▶ _ASSIGNED TASK_
From the records below, copy each line that has the word "patients" in it.

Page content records

=== Section Start ===

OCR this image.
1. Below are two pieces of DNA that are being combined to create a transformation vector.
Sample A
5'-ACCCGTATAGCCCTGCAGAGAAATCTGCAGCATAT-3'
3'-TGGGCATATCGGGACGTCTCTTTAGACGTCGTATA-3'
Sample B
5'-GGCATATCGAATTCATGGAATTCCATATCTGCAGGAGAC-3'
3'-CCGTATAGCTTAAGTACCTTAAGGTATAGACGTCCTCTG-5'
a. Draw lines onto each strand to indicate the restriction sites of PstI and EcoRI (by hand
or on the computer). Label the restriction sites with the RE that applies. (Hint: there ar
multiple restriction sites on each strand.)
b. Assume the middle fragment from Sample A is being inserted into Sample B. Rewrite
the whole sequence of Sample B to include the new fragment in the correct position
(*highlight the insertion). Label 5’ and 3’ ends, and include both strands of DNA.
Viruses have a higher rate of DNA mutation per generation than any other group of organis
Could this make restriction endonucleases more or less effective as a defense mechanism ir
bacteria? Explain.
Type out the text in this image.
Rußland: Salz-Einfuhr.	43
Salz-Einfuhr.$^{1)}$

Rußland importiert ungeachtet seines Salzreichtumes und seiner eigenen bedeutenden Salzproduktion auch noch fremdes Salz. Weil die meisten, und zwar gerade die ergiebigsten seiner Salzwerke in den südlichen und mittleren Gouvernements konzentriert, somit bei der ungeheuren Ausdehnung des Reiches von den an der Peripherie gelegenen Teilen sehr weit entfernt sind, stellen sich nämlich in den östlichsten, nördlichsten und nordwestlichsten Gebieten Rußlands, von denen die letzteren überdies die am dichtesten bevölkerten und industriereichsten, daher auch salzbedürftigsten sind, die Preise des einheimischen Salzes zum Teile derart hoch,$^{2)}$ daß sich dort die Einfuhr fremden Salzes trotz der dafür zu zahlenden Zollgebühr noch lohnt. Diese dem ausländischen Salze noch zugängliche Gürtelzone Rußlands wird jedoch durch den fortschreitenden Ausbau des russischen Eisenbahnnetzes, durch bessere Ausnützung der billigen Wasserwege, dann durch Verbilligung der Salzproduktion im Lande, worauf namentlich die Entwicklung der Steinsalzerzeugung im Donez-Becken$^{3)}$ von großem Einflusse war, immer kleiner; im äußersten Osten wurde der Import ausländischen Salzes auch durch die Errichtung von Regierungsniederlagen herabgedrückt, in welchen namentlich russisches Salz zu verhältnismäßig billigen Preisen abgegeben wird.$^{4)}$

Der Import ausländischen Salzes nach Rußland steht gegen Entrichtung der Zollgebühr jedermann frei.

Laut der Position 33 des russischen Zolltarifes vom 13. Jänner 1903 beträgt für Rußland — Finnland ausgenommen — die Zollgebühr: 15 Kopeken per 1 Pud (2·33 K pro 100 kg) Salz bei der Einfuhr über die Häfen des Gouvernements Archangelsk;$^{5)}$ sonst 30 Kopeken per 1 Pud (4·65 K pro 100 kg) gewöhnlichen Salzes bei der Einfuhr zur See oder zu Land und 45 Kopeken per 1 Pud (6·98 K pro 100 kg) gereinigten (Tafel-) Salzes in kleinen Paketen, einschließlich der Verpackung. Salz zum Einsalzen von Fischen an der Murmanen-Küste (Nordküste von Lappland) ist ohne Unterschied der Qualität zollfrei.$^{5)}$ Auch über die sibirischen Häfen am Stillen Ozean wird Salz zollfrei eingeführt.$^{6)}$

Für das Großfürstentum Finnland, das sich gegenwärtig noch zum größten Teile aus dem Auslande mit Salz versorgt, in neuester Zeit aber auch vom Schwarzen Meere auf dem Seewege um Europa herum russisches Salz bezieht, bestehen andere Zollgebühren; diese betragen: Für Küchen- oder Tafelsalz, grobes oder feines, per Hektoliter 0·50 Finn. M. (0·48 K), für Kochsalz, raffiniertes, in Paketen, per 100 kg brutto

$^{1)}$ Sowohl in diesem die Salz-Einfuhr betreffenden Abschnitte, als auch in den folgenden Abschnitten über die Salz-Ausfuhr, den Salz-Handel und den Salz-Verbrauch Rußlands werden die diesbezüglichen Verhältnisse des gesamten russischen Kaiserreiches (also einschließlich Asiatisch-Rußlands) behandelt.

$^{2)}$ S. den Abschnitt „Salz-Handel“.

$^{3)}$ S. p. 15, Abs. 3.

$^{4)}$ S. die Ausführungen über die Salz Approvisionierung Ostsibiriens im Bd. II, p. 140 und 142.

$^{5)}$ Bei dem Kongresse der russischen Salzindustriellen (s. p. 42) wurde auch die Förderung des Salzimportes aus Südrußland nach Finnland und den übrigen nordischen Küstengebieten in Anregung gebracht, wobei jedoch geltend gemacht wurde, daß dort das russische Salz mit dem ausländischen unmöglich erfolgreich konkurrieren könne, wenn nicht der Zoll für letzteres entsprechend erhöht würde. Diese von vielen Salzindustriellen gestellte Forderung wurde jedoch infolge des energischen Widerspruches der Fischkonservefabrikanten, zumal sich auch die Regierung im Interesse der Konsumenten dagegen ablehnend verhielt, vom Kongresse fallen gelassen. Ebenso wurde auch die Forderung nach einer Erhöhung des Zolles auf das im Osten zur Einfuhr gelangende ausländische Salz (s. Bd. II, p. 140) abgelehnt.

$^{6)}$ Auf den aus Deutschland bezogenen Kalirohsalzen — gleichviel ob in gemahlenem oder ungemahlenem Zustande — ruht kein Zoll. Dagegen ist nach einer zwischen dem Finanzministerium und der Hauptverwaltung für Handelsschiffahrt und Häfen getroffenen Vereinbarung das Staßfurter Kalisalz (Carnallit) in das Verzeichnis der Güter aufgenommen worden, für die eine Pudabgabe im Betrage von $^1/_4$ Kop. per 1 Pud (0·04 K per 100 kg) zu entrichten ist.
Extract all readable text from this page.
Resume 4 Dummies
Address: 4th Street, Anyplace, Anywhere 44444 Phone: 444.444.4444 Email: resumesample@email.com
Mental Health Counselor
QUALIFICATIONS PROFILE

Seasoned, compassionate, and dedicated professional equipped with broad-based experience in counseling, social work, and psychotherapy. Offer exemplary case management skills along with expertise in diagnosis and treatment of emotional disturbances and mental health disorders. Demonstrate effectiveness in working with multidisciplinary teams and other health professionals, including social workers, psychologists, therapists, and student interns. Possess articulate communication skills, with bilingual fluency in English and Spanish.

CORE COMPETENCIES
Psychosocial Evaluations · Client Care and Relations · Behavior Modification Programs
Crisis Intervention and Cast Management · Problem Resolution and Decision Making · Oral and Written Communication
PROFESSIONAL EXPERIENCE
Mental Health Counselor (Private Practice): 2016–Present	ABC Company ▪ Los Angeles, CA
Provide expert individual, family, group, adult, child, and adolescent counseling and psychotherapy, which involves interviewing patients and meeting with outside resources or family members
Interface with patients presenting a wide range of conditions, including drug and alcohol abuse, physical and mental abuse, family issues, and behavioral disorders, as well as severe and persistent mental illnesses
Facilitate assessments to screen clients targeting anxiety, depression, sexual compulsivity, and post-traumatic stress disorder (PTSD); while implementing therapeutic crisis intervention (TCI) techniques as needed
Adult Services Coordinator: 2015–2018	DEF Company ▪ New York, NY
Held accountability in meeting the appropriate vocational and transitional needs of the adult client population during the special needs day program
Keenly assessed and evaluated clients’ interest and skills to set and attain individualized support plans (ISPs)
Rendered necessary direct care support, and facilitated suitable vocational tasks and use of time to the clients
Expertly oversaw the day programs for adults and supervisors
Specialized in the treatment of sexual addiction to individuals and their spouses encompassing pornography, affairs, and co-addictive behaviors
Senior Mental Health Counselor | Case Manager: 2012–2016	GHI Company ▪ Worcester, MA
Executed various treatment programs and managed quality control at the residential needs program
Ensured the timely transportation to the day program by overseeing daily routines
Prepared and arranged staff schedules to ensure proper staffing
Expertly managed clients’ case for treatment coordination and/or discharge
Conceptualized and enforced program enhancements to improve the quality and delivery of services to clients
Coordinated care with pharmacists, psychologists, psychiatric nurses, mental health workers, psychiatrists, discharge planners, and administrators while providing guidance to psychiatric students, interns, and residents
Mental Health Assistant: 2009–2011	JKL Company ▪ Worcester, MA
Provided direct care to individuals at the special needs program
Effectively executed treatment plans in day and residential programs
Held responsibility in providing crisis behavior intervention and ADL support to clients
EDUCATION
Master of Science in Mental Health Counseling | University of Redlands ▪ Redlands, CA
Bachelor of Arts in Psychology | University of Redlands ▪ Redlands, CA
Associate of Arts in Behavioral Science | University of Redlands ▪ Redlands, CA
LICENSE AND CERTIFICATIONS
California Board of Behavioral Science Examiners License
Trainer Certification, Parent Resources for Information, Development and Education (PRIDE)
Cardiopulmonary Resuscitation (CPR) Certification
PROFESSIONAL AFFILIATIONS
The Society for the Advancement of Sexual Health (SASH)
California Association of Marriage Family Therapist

=== Section End ===

▶ _FINAL ANSWER_
Provide expert individual, family, group, adult, child, and adolescent counseling and psychotherapy, which involves interviewing patients and meeting with outside resources or family members
Interface with patients presenting a wide range of conditions, including drug and alcohol abuse, physical and mental abuse, family issues, and behavioral disorders, as well as severe and persistent mental illnesses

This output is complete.